(Instructions for the task) Your task is to tally the lines of the listing containing the word "values" and report the figure alone.

(Items)
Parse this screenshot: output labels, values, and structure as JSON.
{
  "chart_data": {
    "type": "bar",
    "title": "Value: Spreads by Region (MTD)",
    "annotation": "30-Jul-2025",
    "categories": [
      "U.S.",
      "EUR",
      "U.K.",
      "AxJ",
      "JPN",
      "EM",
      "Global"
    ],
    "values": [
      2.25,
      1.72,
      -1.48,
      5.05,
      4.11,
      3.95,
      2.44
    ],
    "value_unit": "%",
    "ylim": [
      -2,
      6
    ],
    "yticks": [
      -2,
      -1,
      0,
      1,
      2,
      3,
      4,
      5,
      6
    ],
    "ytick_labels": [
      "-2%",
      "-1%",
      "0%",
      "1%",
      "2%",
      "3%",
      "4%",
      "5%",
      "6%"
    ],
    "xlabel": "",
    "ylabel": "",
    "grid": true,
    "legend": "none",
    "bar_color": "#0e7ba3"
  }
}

(Response to this exercise) 2